WHAT THE TASK ASKS:
Sort through the data and copy the lines holding the word "text".

EXTRACTED INFORMATION:

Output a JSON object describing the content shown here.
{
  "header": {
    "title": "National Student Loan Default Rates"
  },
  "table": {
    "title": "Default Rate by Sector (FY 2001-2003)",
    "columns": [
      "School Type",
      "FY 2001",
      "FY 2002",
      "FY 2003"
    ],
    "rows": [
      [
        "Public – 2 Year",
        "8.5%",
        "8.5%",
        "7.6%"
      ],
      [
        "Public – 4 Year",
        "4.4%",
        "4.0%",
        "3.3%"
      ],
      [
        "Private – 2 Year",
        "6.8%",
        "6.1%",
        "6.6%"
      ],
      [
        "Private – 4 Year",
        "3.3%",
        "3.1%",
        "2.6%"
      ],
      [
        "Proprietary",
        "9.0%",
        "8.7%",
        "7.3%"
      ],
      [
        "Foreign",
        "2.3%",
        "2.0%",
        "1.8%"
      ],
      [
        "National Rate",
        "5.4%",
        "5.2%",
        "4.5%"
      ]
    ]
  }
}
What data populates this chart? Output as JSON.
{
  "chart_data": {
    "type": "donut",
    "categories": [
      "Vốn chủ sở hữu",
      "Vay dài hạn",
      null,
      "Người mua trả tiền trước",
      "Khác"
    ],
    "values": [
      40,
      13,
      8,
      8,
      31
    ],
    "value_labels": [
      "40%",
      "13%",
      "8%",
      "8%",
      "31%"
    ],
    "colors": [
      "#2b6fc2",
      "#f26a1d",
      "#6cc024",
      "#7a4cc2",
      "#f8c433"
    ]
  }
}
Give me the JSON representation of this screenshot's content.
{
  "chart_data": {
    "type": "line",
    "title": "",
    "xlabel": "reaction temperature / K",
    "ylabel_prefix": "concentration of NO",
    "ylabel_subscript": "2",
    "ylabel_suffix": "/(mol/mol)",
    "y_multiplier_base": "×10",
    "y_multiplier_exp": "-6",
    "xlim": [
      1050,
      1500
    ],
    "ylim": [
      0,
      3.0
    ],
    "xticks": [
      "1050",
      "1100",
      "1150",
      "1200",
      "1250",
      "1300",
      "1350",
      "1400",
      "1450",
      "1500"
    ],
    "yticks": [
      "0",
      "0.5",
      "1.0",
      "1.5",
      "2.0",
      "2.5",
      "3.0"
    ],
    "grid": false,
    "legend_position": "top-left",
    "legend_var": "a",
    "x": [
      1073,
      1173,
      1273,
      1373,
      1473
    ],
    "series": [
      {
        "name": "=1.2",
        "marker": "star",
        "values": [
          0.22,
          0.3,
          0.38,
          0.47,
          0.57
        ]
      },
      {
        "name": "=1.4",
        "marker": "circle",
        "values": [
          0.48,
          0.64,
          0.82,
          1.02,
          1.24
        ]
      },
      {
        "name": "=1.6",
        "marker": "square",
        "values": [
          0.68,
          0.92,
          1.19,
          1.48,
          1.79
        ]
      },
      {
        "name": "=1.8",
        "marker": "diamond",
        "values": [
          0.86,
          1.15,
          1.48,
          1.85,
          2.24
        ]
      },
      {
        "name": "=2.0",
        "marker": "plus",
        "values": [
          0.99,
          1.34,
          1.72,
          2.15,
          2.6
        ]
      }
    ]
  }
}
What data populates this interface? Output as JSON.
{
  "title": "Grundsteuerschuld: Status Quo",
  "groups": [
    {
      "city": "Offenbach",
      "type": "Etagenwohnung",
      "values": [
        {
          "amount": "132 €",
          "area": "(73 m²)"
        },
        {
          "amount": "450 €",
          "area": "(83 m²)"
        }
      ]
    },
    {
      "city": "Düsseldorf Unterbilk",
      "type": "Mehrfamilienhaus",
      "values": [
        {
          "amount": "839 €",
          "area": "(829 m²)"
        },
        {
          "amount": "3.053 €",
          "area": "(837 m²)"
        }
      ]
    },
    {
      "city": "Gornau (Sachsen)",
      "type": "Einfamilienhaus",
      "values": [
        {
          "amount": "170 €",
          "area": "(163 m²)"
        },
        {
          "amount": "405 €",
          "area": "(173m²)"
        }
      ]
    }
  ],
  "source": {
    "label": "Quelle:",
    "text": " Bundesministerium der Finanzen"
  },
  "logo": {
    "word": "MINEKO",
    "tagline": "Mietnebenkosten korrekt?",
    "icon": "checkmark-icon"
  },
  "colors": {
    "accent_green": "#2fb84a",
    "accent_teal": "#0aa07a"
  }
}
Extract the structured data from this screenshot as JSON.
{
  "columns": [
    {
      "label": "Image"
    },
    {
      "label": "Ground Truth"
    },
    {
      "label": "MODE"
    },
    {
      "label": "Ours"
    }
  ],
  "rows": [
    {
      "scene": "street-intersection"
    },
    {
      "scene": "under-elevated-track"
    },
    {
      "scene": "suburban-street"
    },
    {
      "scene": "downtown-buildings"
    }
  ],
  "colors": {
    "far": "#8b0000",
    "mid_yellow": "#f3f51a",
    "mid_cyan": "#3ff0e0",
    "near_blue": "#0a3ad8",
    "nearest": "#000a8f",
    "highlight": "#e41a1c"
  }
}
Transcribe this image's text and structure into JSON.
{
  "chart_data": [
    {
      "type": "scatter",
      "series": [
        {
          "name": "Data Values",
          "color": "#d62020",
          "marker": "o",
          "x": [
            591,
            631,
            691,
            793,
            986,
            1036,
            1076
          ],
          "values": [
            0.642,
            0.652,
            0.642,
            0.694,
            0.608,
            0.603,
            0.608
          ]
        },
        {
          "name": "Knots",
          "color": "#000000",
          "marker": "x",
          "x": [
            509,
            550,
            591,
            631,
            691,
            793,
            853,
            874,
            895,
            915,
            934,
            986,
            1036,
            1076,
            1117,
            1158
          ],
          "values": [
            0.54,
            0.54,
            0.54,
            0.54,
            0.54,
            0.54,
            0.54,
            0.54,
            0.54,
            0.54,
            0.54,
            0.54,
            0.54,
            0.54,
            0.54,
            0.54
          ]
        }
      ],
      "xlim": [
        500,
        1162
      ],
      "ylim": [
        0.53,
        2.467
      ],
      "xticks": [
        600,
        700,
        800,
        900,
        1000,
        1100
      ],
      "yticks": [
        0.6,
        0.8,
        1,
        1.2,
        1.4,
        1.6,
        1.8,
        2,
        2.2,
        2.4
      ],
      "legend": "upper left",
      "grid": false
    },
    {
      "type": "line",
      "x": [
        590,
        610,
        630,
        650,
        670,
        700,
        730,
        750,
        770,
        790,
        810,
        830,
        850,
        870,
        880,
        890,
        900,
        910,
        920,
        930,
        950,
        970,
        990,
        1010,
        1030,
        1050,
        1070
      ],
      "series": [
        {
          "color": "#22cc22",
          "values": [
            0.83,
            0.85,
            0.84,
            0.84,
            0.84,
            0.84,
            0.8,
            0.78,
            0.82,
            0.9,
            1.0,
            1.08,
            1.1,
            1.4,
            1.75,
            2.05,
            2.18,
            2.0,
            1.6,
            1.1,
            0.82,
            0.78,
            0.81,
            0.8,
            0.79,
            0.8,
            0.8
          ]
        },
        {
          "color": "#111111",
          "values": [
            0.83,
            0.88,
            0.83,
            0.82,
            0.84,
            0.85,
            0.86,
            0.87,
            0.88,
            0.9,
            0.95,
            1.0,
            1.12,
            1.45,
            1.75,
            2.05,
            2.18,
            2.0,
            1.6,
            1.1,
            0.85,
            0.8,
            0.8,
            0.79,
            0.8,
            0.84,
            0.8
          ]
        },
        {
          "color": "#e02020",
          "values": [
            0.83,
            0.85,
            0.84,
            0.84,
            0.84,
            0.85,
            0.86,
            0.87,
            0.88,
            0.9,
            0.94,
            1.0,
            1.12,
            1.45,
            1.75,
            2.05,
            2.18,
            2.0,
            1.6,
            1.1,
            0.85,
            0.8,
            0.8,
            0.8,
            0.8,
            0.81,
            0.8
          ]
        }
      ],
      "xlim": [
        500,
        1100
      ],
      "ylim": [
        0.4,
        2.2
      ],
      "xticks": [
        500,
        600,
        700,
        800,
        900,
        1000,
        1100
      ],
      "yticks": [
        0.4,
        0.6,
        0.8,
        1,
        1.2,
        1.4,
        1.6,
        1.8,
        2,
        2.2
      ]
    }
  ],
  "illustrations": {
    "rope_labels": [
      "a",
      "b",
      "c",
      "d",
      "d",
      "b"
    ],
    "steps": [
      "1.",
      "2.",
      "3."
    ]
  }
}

OUTPUT OF THE TASK:
    "text": " Bundesministerium der Finanzen"
Transcribe this image's text and structure into JSON.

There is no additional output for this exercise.